Please write out the material that follows, exactly as it stands.

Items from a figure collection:
★ ★ ★ ★

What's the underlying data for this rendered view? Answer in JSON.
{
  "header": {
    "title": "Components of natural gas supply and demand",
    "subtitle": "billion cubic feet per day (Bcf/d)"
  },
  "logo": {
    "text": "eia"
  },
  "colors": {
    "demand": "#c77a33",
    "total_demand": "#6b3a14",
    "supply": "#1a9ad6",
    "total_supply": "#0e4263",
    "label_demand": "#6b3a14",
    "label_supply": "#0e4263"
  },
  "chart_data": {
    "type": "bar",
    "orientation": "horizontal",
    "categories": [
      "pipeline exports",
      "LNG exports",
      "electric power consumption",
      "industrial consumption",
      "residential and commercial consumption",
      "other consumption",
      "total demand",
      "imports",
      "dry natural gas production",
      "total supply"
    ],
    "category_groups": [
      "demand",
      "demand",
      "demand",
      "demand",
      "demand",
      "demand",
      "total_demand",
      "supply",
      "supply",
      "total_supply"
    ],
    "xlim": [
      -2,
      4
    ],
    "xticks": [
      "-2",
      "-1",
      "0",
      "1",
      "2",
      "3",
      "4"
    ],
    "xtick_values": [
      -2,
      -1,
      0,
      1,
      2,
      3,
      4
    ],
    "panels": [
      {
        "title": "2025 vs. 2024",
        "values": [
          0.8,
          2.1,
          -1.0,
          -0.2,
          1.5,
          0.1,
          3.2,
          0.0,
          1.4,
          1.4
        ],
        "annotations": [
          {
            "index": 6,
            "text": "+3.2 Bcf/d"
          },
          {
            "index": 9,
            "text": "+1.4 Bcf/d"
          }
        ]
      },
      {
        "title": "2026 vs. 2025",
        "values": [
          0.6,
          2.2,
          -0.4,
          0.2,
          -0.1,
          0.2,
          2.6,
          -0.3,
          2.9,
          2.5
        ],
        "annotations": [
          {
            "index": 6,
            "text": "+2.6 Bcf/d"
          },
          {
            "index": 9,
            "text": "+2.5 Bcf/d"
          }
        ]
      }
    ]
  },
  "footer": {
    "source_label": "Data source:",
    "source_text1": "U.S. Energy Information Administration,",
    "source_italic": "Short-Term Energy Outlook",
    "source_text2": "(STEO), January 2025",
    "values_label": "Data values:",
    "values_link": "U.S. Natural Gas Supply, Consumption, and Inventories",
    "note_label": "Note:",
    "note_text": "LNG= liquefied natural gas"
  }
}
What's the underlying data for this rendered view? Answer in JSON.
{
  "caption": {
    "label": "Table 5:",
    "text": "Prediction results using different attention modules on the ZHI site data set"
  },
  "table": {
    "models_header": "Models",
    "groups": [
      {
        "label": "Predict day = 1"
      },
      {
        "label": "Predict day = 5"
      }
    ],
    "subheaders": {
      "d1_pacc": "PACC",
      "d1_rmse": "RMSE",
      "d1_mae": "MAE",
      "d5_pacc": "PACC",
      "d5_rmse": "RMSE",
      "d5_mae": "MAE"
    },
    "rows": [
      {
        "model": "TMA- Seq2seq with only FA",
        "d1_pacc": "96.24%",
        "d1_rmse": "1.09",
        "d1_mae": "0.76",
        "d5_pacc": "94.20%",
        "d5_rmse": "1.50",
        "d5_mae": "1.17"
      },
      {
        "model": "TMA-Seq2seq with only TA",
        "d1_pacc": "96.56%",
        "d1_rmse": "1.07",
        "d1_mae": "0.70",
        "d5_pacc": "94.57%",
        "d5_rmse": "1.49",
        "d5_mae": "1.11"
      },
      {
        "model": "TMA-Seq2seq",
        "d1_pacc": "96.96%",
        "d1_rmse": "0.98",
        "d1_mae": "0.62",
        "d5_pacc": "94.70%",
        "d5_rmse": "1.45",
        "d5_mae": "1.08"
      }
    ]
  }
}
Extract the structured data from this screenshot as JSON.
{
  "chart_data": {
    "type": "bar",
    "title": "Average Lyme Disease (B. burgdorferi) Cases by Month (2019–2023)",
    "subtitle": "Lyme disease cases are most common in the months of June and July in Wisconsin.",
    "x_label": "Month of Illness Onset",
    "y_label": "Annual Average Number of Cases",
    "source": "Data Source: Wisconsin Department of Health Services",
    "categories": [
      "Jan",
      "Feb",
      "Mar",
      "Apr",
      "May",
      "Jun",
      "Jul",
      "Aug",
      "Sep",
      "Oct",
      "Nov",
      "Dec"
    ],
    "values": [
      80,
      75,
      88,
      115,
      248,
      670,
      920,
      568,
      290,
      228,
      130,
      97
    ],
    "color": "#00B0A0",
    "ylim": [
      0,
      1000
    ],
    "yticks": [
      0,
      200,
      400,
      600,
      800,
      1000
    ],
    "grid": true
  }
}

★ ★ ★ ★

Response
What's the underlying data for this rendered view? Answer in JSON.
{
  "header": {
    "title": "Components of natural gas supply and demand",
    "subtitle": "billion cubic feet per day (Bcf/d)"
  },
  "logo": {
    "text": "eia"
  },
  "colors": {
    "demand": "#c77a33",
    "total_demand": "#6b3a14",
    "supply": "#1a9ad6",
    "total_supply": "#0e4263",
    "label_demand": "#6b3a14",
    "label_supply": "#0e4263"
  },
  "chart_data": {
    "type": "bar",
    "orientation": "horizontal",
    "categories": [
      "pipeline exports",
      "LNG exports",
      "electric power consumption",
      "industrial consumption",
      "residential and commercial consumption",
      "other consumption",
      "total demand",
      "imports",
      "dry natural gas production",
      "total supply"
    ],
    "category_groups": [
      "demand",
      "demand",
      "demand",
      "demand",
      "demand",
      "demand",
      "total_demand",
      "supply",
      "supply",
      "total_supply"
    ],
    "xlim": [
      -2,
      4
    ],
    "xticks": [
      "-2",
      "-1",
      "0",
      "1",
      "2",
      "3",
      "4"
    ],
    "xtick_values": [
      -2,
      -1,
      0,
      1,
      2,
      3,
      4
    ],
    "panels": [
      {
        "title": "2025 vs. 2024",
        "values": [
          0.8,
          2.1,
          -1.0,
          -0.2,
          1.5,
          0.1,
          3.2,
          0.0,
          1.4,
          1.4
        ],
        "annotations": [
          {
            "index": 6,
            "text": "+3.2 Bcf/d"
          },
          {
            "index": 9,
            "text": "+1.4 Bcf/d"
          }
        ]
      },
      {
        "title": "2026 vs. 2025",
        "values": [
          0.6,
          2.2,
          -0.4,
          0.2,
          -0.1,
          0.2,
          2.6,
          -0.3,
          2.9,
          2.5
        ],
        "annotations": [
          {
            "index": 6,
            "text": "+2.6 Bcf/d"
          },
          {
            "index": 9,
            "text": "+2.5 Bcf/d"
          }
        ]
      }
    ]
  },
  "footer": {
    "source_label": "Data source:",
    "source_text1": "U.S. Energy Information Administration,",
    "source_italic": "Short-Term Energy Outlook",
    "source_text2": "(STEO), January 2025",
    "values_label": "Data values:",
    "values_link": "U.S. Natural Gas Supply, Consumption, and Inventories",
    "note_label": "Note:",
    "note_text": "LNG= liquefied natural gas"
  }
}
What's the underlying data for this rendered view? Answer in JSON.
{
  "caption": {
    "label": "Table 5:",
    "text": "Prediction results using different attention modules on the ZHI site data set"
  },
  "table": {
    "models_header": "Models",
    "groups": [
      {
        "label": "Predict day = 1"
      },
      {
        "label": "Predict day = 5"
      }
    ],
    "subheaders": {
      "d1_pacc": "PACC",
      "d1_rmse": "RMSE",
      "d1_mae": "MAE",
      "d5_pacc": "PACC",
      "d5_rmse": "RMSE",
      "d5_mae": "MAE"
    },
    "rows": [
      {
        "model": "TMA- Seq2seq with only FA",
        "d1_pacc": "96.24%",
        "d1_rmse": "1.09",
        "d1_mae": "0.76",
        "d5_pacc": "94.20%",
        "d5_rmse": "1.50",
        "d5_mae": "1.17"
      },
      {
        "model": "TMA-Seq2seq with only TA",
        "d1_pacc": "96.56%",
        "d1_rmse": "1.07",
        "d1_mae": "0.70",
        "d5_pacc": "94.57%",
        "d5_rmse": "1.49",
        "d5_mae": "1.11"
      },
      {
        "model": "TMA-Seq2seq",
        "d1_pacc": "96.96%",
        "d1_rmse": "0.98",
        "d1_mae": "0.62",
        "d5_pacc": "94.70%",
        "d5_rmse": "1.45",
        "d5_mae": "1.08"
      }
    ]
  }
}
Extract the structured data from this screenshot as JSON.
{
  "chart_data": {
    "type": "bar",
    "title": "Average Lyme Disease (B. burgdorferi) Cases by Month (2019–2023)",
    "subtitle": "Lyme disease cases are most common in the months of June and July in Wisconsin.",
    "x_label": "Month of Illness Onset",
    "y_label": "Annual Average Number of Cases",
    "source": "Data Source: Wisconsin Department of Health Services",
    "categories": [
      "Jan",
      "Feb",
      "Mar",
      "Apr",
      "May",
      "Jun",
      "Jul",
      "Aug",
      "Sep",
      "Oct",
      "Nov",
      "Dec"
    ],
    "values": [
      80,
      75,
      88,
      115,
      248,
      670,
      920,
      568,
      290,
      228,
      130,
      97
    ],
    "color": "#00B0A0",
    "ylim": [
      0,
      1000
    ],
    "yticks": [
      0,
      200,
      400,
      600,
      800,
      1000
    ],
    "grid": true
  }
}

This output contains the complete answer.